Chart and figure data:
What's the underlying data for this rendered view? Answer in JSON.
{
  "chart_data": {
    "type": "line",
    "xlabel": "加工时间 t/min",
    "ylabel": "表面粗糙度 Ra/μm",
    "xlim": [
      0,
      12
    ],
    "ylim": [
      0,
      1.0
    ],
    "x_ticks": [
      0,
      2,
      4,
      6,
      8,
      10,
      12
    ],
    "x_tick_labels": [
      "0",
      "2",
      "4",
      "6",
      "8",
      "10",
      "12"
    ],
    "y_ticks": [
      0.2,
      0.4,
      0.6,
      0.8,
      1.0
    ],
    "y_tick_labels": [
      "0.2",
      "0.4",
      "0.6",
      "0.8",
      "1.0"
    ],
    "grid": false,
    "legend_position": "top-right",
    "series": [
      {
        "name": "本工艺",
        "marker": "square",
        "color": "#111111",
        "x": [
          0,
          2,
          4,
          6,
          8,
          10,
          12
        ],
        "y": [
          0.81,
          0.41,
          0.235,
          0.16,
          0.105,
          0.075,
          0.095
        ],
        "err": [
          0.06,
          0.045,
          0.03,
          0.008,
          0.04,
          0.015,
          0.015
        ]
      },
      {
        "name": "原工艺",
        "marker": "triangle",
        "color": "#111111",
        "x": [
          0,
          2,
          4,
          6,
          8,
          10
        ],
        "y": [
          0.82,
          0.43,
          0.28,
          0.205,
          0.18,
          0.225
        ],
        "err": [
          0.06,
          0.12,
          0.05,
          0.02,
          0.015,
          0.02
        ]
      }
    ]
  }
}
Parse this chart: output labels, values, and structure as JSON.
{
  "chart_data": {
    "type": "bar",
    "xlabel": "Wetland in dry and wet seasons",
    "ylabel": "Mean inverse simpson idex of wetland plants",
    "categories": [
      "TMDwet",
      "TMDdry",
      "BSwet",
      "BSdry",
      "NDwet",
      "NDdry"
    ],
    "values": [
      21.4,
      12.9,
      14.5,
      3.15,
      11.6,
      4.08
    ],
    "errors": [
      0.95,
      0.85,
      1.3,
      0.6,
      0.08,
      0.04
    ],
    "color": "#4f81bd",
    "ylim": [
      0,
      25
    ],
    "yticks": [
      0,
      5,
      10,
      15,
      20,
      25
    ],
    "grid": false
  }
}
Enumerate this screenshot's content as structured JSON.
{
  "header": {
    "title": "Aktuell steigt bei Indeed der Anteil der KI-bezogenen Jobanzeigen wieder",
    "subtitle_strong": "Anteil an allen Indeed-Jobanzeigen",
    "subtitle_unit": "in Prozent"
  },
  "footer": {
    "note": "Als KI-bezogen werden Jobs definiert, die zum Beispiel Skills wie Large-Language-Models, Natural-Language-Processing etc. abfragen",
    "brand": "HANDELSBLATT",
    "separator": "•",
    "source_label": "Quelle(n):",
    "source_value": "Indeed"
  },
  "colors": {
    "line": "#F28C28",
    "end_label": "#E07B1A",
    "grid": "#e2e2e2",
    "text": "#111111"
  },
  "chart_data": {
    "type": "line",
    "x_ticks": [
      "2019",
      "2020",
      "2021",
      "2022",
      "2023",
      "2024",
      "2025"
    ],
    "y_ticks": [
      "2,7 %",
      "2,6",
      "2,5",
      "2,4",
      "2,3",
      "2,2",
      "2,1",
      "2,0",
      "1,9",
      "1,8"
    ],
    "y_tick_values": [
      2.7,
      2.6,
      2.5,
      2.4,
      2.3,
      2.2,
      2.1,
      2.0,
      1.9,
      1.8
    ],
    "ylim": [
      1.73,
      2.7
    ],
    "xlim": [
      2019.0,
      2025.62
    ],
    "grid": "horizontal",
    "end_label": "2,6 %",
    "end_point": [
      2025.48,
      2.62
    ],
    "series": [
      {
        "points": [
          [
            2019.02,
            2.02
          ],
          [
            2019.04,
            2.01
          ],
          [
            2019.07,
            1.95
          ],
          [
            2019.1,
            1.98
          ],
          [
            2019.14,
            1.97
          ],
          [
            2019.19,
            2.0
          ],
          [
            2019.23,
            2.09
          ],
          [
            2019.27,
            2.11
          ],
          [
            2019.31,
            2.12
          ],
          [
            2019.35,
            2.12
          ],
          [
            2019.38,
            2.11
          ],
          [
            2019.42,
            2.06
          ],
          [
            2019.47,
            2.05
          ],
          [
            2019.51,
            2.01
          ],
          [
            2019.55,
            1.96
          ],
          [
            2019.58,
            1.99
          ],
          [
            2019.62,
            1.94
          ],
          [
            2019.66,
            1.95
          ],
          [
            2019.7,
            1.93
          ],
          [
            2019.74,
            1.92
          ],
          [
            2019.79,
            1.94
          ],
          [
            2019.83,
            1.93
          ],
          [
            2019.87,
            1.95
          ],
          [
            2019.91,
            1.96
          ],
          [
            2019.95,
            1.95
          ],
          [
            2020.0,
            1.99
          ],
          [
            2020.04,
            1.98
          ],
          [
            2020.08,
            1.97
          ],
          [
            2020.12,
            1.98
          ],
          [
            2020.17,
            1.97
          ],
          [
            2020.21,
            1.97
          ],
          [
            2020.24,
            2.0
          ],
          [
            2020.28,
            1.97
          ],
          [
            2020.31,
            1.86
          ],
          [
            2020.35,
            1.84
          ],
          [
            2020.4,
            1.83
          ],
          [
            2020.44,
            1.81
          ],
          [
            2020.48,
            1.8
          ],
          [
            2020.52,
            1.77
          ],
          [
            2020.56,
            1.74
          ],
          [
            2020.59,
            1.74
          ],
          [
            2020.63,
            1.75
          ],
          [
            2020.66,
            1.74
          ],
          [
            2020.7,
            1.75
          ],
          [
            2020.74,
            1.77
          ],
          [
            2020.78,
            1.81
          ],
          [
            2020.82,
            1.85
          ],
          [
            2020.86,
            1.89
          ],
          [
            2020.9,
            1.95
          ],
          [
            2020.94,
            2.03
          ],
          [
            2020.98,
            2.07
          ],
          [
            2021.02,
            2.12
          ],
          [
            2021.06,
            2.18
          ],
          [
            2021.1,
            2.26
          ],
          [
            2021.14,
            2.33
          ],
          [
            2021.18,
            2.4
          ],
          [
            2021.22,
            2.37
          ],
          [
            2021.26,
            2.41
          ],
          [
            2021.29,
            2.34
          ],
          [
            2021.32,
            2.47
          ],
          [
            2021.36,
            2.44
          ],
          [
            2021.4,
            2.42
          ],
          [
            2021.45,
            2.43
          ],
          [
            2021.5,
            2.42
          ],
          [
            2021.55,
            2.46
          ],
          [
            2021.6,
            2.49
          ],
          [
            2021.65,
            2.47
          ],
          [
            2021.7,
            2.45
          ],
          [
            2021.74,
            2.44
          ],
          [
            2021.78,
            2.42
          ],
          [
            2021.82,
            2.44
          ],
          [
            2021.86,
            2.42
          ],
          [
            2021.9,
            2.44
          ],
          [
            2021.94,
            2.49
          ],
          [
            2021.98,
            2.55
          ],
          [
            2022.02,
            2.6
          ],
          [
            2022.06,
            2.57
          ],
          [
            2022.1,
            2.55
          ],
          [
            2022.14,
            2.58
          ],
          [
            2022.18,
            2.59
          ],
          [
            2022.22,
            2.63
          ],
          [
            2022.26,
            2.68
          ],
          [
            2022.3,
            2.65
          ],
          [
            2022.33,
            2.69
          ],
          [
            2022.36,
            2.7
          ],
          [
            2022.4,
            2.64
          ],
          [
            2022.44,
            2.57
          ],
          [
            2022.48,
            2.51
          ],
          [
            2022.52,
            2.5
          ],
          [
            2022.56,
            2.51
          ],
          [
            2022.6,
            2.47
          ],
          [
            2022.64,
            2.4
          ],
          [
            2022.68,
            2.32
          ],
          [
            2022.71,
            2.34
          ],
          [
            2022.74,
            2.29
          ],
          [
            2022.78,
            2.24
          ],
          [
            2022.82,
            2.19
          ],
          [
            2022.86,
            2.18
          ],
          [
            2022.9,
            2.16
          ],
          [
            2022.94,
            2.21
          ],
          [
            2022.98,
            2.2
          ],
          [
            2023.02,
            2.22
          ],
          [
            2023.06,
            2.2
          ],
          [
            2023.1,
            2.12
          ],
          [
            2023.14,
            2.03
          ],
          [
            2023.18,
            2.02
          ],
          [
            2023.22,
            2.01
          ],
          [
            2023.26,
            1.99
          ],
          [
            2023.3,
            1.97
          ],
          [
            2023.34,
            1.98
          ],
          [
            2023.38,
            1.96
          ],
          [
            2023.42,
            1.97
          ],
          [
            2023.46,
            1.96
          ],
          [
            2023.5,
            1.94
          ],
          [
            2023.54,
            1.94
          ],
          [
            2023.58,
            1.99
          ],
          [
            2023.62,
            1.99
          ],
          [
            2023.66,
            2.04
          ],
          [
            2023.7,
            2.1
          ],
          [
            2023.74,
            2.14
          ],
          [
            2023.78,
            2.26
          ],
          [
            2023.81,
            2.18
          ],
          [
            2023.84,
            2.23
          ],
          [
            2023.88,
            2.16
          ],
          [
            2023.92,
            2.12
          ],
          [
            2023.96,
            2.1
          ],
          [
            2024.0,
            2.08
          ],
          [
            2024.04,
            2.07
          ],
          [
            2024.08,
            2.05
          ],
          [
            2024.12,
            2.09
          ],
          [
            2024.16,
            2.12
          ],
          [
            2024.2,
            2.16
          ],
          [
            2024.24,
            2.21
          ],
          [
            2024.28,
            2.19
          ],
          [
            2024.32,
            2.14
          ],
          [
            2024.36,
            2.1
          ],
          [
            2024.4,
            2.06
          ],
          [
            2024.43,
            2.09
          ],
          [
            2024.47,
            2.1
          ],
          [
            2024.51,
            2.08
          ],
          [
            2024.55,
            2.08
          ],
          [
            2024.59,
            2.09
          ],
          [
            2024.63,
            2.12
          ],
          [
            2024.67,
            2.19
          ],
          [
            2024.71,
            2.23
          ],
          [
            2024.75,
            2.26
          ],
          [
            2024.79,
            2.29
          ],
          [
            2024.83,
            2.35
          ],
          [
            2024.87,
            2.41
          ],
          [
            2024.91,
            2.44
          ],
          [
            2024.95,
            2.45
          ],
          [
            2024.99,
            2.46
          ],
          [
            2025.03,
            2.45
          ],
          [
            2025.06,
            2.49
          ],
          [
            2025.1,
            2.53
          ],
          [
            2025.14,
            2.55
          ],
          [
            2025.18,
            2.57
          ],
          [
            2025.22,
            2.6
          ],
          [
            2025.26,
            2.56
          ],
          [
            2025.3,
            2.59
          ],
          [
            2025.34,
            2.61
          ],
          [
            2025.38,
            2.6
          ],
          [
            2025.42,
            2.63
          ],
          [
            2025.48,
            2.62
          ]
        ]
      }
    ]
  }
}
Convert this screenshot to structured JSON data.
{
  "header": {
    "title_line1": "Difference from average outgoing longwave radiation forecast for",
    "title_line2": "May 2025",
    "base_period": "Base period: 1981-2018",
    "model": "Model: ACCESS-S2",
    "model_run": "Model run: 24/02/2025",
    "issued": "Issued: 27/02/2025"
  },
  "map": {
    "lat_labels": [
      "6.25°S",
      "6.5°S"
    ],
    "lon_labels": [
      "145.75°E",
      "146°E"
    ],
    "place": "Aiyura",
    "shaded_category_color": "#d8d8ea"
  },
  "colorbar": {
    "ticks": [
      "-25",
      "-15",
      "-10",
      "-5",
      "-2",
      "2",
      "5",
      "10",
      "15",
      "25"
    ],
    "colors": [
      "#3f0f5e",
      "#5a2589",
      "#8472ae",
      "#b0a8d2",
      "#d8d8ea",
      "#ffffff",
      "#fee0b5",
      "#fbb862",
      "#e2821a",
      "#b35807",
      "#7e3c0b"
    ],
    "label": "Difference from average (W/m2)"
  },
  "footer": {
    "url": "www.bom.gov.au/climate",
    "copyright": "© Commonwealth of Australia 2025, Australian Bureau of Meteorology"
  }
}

### Short exercise
Looking at the data above, how many lines hold the word "Indeed"? Respond with the number alone.

### Answer
3